━━━━━ INPUT ROWS
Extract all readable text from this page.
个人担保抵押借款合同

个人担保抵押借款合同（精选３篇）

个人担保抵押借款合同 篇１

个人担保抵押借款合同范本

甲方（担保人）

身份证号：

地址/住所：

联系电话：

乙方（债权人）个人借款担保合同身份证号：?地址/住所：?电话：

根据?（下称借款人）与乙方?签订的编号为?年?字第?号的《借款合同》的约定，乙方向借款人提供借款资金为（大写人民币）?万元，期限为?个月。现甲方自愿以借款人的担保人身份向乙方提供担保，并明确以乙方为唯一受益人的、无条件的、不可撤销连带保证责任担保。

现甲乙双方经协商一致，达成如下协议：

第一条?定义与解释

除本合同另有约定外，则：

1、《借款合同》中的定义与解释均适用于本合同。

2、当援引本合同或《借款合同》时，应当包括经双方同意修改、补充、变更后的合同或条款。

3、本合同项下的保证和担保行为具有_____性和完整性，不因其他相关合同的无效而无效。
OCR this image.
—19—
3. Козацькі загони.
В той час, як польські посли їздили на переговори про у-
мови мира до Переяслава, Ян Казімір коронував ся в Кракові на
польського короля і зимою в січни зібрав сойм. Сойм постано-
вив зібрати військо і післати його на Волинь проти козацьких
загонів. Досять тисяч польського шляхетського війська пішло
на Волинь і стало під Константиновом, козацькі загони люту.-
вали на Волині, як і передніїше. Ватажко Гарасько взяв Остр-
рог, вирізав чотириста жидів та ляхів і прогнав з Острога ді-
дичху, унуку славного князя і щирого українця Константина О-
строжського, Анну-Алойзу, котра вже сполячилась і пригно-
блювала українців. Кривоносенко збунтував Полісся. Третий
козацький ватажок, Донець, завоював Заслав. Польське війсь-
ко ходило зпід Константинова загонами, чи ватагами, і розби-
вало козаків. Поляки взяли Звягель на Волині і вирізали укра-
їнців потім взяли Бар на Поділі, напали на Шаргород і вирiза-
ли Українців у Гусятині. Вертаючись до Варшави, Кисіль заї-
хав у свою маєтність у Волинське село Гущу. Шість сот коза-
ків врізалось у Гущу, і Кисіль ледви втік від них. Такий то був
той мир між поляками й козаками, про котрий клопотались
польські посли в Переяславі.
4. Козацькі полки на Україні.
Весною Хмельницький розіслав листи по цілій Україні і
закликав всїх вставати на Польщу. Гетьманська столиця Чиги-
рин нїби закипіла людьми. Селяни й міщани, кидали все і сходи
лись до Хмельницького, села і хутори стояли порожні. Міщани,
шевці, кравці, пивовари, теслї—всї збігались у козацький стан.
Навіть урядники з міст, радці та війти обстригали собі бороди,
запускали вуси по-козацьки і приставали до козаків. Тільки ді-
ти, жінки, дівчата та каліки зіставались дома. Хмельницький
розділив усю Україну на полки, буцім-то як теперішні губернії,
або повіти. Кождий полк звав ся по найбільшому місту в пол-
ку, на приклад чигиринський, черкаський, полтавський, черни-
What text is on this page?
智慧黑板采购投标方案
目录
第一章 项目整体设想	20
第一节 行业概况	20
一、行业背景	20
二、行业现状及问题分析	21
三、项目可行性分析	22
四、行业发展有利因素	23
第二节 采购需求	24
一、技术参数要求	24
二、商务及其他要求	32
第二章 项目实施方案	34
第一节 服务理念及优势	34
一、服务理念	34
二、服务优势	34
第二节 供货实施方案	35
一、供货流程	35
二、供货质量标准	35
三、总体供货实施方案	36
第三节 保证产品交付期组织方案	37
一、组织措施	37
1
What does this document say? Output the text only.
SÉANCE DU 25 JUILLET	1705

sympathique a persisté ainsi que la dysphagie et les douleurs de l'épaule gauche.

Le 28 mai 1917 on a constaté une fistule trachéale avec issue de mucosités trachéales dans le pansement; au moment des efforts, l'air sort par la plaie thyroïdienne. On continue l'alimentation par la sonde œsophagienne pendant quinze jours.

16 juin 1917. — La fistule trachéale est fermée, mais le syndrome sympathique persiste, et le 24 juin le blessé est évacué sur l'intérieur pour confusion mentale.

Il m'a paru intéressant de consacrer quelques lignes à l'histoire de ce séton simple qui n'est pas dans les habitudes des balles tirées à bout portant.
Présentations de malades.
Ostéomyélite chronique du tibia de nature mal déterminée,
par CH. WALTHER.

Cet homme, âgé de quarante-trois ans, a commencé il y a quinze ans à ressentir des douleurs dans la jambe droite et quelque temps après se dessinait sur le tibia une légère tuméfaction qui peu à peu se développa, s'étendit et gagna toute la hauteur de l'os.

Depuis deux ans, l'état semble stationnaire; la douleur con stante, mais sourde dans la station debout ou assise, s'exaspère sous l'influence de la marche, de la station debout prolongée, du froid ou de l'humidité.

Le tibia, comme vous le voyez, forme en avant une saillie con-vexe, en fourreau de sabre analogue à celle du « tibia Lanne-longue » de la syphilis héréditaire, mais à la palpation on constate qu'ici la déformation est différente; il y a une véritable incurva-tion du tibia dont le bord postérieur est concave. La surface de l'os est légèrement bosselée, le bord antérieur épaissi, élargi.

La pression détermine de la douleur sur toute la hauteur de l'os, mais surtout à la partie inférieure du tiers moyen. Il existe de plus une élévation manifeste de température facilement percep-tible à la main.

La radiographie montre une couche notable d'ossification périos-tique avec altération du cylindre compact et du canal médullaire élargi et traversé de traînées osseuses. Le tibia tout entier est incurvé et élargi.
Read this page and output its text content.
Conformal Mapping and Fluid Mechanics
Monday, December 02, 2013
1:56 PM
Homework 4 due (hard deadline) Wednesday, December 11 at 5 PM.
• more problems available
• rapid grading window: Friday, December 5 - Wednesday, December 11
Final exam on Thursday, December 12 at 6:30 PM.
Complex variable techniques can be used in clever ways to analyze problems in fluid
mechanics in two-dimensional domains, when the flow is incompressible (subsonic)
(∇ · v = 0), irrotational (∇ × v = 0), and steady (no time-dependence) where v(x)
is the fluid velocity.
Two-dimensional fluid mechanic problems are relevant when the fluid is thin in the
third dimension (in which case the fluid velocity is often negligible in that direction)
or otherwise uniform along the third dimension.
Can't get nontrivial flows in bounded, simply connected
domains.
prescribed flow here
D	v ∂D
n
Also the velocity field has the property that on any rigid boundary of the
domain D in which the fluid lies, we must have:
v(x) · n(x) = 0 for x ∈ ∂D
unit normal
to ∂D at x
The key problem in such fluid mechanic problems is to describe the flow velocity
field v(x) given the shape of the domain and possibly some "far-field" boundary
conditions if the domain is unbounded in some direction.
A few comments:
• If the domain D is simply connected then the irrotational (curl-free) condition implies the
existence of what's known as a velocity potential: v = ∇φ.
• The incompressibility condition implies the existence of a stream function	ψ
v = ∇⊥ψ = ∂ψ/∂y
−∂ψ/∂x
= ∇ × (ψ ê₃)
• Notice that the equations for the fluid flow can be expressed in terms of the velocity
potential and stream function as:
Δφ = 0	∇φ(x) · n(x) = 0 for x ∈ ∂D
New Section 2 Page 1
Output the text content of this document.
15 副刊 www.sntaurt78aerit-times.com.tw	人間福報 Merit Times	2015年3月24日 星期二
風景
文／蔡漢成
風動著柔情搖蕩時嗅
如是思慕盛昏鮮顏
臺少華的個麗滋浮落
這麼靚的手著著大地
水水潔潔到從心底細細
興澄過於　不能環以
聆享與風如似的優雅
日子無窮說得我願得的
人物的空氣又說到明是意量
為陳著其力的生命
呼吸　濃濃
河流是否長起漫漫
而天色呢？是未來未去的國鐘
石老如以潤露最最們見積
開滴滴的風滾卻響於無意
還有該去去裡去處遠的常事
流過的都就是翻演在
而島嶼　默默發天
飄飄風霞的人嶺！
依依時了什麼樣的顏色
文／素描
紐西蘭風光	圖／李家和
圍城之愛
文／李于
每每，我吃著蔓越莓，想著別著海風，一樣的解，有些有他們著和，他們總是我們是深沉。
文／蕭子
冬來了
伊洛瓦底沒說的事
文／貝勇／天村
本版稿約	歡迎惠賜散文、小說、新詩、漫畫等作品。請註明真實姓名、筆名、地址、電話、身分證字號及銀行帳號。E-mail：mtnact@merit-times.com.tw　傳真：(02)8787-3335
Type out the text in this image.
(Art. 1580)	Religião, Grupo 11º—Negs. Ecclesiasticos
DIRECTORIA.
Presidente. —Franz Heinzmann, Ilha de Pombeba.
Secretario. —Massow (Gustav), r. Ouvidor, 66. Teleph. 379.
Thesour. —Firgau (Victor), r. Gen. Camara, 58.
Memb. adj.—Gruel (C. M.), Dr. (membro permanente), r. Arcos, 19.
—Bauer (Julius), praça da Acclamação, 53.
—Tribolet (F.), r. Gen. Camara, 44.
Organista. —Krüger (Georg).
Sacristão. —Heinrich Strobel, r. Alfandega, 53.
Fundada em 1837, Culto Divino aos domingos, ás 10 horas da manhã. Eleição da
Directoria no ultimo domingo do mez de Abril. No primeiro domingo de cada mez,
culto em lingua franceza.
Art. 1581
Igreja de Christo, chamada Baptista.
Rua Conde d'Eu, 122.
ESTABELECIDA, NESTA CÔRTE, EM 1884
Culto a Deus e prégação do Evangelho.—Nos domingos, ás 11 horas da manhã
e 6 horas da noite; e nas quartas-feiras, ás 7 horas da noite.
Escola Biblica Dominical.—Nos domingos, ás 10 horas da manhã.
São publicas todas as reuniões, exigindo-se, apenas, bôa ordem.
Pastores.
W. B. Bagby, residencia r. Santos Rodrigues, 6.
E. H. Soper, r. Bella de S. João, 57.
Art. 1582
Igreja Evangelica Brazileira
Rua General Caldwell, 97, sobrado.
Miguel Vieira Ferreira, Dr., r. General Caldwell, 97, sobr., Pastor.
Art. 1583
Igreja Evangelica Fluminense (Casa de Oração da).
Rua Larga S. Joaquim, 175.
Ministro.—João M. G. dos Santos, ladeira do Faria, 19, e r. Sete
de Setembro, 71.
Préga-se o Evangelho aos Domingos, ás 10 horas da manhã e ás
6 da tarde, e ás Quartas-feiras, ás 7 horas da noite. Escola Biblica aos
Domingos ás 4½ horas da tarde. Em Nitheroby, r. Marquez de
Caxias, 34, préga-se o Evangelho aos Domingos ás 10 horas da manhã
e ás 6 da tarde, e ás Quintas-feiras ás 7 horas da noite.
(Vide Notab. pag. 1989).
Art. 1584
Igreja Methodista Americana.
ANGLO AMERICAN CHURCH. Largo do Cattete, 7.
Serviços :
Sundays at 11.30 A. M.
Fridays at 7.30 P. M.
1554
━━━━━━━━━━
=== AIM ===
From the records above, copy every line that holds the word "which".

=== SOLUTION FOR THIS PROBLEM ===
third dimension (in which case the fluid velocity is often negligible in that direction)
domain D in which the fluid lies, we must have:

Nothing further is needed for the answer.